(Figure dataset records)

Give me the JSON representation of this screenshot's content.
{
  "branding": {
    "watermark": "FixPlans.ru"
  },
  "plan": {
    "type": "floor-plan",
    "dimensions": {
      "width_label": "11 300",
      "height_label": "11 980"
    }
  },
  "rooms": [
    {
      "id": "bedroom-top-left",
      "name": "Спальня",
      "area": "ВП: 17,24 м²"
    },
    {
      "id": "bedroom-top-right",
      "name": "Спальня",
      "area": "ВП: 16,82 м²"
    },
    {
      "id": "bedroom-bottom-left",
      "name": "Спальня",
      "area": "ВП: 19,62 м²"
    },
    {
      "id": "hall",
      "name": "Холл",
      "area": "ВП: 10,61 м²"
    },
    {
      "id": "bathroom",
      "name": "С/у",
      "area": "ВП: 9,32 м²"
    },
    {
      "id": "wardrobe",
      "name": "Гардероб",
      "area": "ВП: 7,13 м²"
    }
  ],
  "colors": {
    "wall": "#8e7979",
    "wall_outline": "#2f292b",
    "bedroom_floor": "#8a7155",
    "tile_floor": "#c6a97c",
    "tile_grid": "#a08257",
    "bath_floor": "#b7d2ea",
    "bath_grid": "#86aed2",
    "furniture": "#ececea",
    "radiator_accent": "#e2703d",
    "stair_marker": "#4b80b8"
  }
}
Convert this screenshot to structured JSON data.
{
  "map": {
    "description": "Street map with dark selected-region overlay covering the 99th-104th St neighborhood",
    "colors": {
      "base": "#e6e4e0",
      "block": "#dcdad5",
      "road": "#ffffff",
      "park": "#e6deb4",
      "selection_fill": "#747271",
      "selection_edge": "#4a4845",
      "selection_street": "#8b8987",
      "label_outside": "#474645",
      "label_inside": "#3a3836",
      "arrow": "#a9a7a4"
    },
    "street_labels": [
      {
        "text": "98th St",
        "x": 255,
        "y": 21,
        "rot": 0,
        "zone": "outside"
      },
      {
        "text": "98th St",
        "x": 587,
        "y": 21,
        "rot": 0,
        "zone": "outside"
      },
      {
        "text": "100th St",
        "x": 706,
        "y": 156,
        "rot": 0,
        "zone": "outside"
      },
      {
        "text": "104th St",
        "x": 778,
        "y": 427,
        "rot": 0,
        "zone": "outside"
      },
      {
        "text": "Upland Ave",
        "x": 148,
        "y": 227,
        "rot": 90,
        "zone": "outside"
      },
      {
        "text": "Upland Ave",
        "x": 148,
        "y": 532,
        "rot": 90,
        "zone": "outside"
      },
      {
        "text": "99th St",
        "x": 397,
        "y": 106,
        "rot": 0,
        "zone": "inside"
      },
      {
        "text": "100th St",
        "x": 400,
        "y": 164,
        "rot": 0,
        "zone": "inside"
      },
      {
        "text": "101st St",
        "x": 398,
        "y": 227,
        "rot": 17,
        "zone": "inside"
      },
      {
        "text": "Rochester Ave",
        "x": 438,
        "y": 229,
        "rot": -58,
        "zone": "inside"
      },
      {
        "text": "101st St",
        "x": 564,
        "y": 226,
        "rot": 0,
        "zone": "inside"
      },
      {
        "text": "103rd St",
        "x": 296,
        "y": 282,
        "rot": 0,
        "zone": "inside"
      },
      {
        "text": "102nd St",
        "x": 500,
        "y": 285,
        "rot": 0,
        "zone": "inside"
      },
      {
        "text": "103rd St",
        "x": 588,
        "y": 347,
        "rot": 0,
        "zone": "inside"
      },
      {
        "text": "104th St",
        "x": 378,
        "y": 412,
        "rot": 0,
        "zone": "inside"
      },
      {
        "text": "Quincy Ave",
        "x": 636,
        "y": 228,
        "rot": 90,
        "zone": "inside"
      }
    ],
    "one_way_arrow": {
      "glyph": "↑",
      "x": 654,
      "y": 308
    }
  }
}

_Directive_: Exactly reproduce every line found in the records.

_In response_:
Give me the JSON representation of this screenshot's content.
{
  "branding": {
    "watermark": "FixPlans.ru"
  },
  "plan": {
    "type": "floor-plan",
    "dimensions": {
      "width_label": "11 300",
      "height_label": "11 980"
    }
  },
  "rooms": [
    {
      "id": "bedroom-top-left",
      "name": "Спальня",
      "area": "ВП: 17,24 м²"
    },
    {
      "id": "bedroom-top-right",
      "name": "Спальня",
      "area": "ВП: 16,82 м²"
    },
    {
      "id": "bedroom-bottom-left",
      "name": "Спальня",
      "area": "ВП: 19,62 м²"
    },
    {
      "id": "hall",
      "name": "Холл",
      "area": "ВП: 10,61 м²"
    },
    {
      "id": "bathroom",
      "name": "С/у",
      "area": "ВП: 9,32 м²"
    },
    {
      "id": "wardrobe",
      "name": "Гардероб",
      "area": "ВП: 7,13 м²"
    }
  ],
  "colors": {
    "wall": "#8e7979",
    "wall_outline": "#2f292b",
    "bedroom_floor": "#8a7155",
    "tile_floor": "#c6a97c",
    "tile_grid": "#a08257",
    "bath_floor": "#b7d2ea",
    "bath_grid": "#86aed2",
    "furniture": "#ececea",
    "radiator_accent": "#e2703d",
    "stair_marker": "#4b80b8"
  }
}
Convert this screenshot to structured JSON data.
{
  "map": {
    "description": "Street map with dark selected-region overlay covering the 99th-104th St neighborhood",
    "colors": {
      "base": "#e6e4e0",
      "block": "#dcdad5",
      "road": "#ffffff",
      "park": "#e6deb4",
      "selection_fill": "#747271",
      "selection_edge": "#4a4845",
      "selection_street": "#8b8987",
      "label_outside": "#474645",
      "label_inside": "#3a3836",
      "arrow": "#a9a7a4"
    },
    "street_labels": [
      {
        "text": "98th St",
        "x": 255,
        "y": 21,
        "rot": 0,
        "zone": "outside"
      },
      {
        "text": "98th St",
        "x": 587,
        "y": 21,
        "rot": 0,
        "zone": "outside"
      },
      {
        "text": "100th St",
        "x": 706,
        "y": 156,
        "rot": 0,
        "zone": "outside"
      },
      {
        "text": "104th St",
        "x": 778,
        "y": 427,
        "rot": 0,
        "zone": "outside"
      },
      {
        "text": "Upland Ave",
        "x": 148,
        "y": 227,
        "rot": 90,
        "zone": "outside"
      },
      {
        "text": "Upland Ave",
        "x": 148,
        "y": 532,
        "rot": 90,
        "zone": "outside"
      },
      {
        "text": "99th St",
        "x": 397,
        "y": 106,
        "rot": 0,
        "zone": "inside"
      },
      {
        "text": "100th St",
        "x": 400,
        "y": 164,
        "rot": 0,
        "zone": "inside"
      },
      {
        "text": "101st St",
        "x": 398,
        "y": 227,
        "rot": 17,
        "zone": "inside"
      },
      {
        "text": "Rochester Ave",
        "x": 438,
        "y": 229,
        "rot": -58,
        "zone": "inside"
      },
      {
        "text": "101st St",
        "x": 564,
        "y": 226,
        "rot": 0,
        "zone": "inside"
      },
      {
        "text": "103rd St",
        "x": 296,
        "y": 282,
        "rot": 0,
        "zone": "inside"
      },
      {
        "text": "102nd St",
        "x": 500,
        "y": 285,
        "rot": 0,
        "zone": "inside"
      },
      {
        "text": "103rd St",
        "x": 588,
        "y": 347,
        "rot": 0,
        "zone": "inside"
      },
      {
        "text": "104th St",
        "x": 378,
        "y": 412,
        "rot": 0,
        "zone": "inside"
      },
      {
        "text": "Quincy Ave",
        "x": 636,
        "y": 228,
        "rot": 90,
        "zone": "inside"
      }
    ],
    "one_way_arrow": {
      "glyph": "↑",
      "x": 654,
      "y": 308
    }
  }
}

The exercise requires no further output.